Data excerpts
## START

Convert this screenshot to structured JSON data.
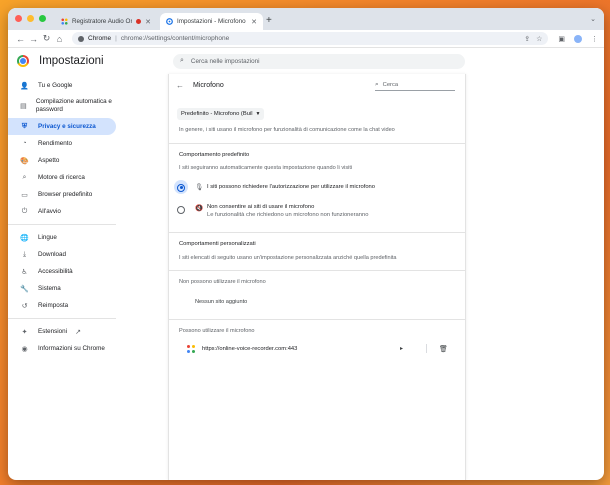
{
  "window": {
    "traffic_colors": [
      "#ff5f57",
      "#febc2e",
      "#28c840"
    ]
  },
  "tabs": [
    {
      "title": "Registratore Audio Online",
      "active": false,
      "recording": true
    },
    {
      "title": "Impostazioni - Microfono",
      "active": true,
      "recording": false
    }
  ],
  "toolbar": {
    "chip": "Chrome",
    "separator": "|",
    "url": "chrome://settings/content/microphone"
  },
  "header": {
    "title": "Impostazioni",
    "search_placeholder": "Cerca nelle impostazioni"
  },
  "sidebar": {
    "items": [
      {
        "label": "Tu e Google",
        "icon": "person-icon"
      },
      {
        "label": "Compilazione automatica e password",
        "icon": "clipboard-icon"
      },
      {
        "label": "Privacy e sicurezza",
        "icon": "shield-icon",
        "selected": true
      },
      {
        "label": "Rendimento",
        "icon": "speed-icon"
      },
      {
        "label": "Aspetto",
        "icon": "palette-icon"
      },
      {
        "label": "Motore di ricerca",
        "icon": "search-icon"
      },
      {
        "label": "Browser predefinito",
        "icon": "browser-icon"
      },
      {
        "label": "All'avvio",
        "icon": "power-icon"
      },
      {
        "label": "Lingue",
        "icon": "globe-icon"
      },
      {
        "label": "Download",
        "icon": "download-icon"
      },
      {
        "label": "Accessibilità",
        "icon": "accessibility-icon"
      },
      {
        "label": "Sistema",
        "icon": "wrench-icon"
      },
      {
        "label": "Reimposta",
        "icon": "reset-icon"
      },
      {
        "label": "Estensioni",
        "icon": "puzzle-icon"
      },
      {
        "label": "Informazioni su Chrome",
        "icon": "chrome-icon"
      }
    ]
  },
  "main": {
    "title": "Microfono",
    "search_placeholder": "Cerca",
    "device_select": "Predefinito - Microfono (Buil",
    "intro": "In genere, i siti usano il microfono per funzionalità di comunicazione come la chat video",
    "default_behavior": {
      "heading": "Comportamento predefinito",
      "description": "I siti seguiranno automaticamente questa impostazione quando li visiti",
      "option_allow": "I siti possono richiedere l'autorizzazione per utilizzare il microfono",
      "option_block_title": "Non consentire ai siti di usare il microfono",
      "option_block_sub": "Le funzionalità che richiedono un microfono non funzioneranno"
    },
    "custom_behavior": {
      "heading": "Comportamenti personalizzati",
      "description": "I siti elencati di seguito usano un'impostazione personalizzata anziché quella predefinita",
      "blocked_heading": "Non possono utilizzare il microfono",
      "blocked_empty": "Nessun sito aggiunto",
      "allowed_heading": "Possono utilizzare il microfono",
      "allowed_sites": [
        {
          "url": "https://online-voice-recorder.com:443"
        }
      ]
    }
  },
  "colors": {
    "accent": "#0b57d0",
    "selected_bg": "#d3e3fd"
  }
}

## END

Problem requirements: Return the entries unchanged, save for the pictures, which do not belong in the copy.

Written solution:
Convert this screenshot to structured JSON data.
{
  "window": {
    "traffic_colors": [
      "#ff5f57",
      "#febc2e",
      "#28c840"
    ]
  },
  "tabs": [
    {
      "title": "Registratore Audio Online",
      "active": false,
      "recording": true
    },
    {
      "title": "Impostazioni - Microfono",
      "active": true,
      "recording": false
    }
  ],
  "toolbar": {
    "chip": "Chrome",
    "separator": "|",
    "url": "chrome://settings/content/microphone"
  },
  "header": {
    "title": "Impostazioni",
    "search_placeholder": "Cerca nelle impostazioni"
  },
  "sidebar": {
    "items": [
      {
        "label": "Tu e Google",
        "icon": "person-icon"
      },
      {
        "label": "Compilazione automatica e password",
        "icon": "clipboard-icon"
      },
      {
        "label": "Privacy e sicurezza",
        "icon": "shield-icon",
        "selected": true
      },
      {
        "label": "Rendimento",
        "icon": "speed-icon"
      },
      {
        "label": "Aspetto",
        "icon": "palette-icon"
      },
      {
        "label": "Motore di ricerca",
        "icon": "search-icon"
      },
      {
        "label": "Browser predefinito",
        "icon": "browser-icon"
      },
      {
        "label": "All'avvio",
        "icon": "power-icon"
      },
      {
        "label": "Lingue",
        "icon": "globe-icon"
      },
      {
        "label": "Download",
        "icon": "download-icon"
      },
      {
        "label": "Accessibilità",
        "icon": "accessibility-icon"
      },
      {
        "label": "Sistema",
        "icon": "wrench-icon"
      },
      {
        "label": "Reimposta",
        "icon": "reset-icon"
      },
      {
        "label": "Estensioni",
        "icon": "puzzle-icon"
      },
      {
        "label": "Informazioni su Chrome",
        "icon": "chrome-icon"
      }
    ]
  },
  "main": {
    "title": "Microfono",
    "search_placeholder": "Cerca",
    "device_select": "Predefinito - Microfono (Buil",
    "intro": "In genere, i siti usano il microfono per funzionalità di comunicazione come la chat video",
    "default_behavior": {
      "heading": "Comportamento predefinito",
      "description": "I siti seguiranno automaticamente questa impostazione quando li visiti",
      "option_allow": "I siti possono richiedere l'autorizzazione per utilizzare il microfono",
      "option_block_title": "Non consentire ai siti di usare il microfono",
      "option_block_sub": "Le funzionalità che richiedono un microfono non funzioneranno"
    },
    "custom_behavior": {
      "heading": "Comportamenti personalizzati",
      "description": "I siti elencati di seguito usano un'impostazione personalizzata anziché quella predefinita",
      "blocked_heading": "Non possono utilizzare il microfono",
      "blocked_empty": "Nessun sito aggiunto",
      "allowed_heading": "Possono utilizzare il microfono",
      "allowed_sites": [
        {
          "url": "https://online-voice-recorder.com:443"
        }
      ]
    }
  },
  "colors": {
    "accent": "#0b57d0",
    "selected_bg": "#d3e3fd"
  }
}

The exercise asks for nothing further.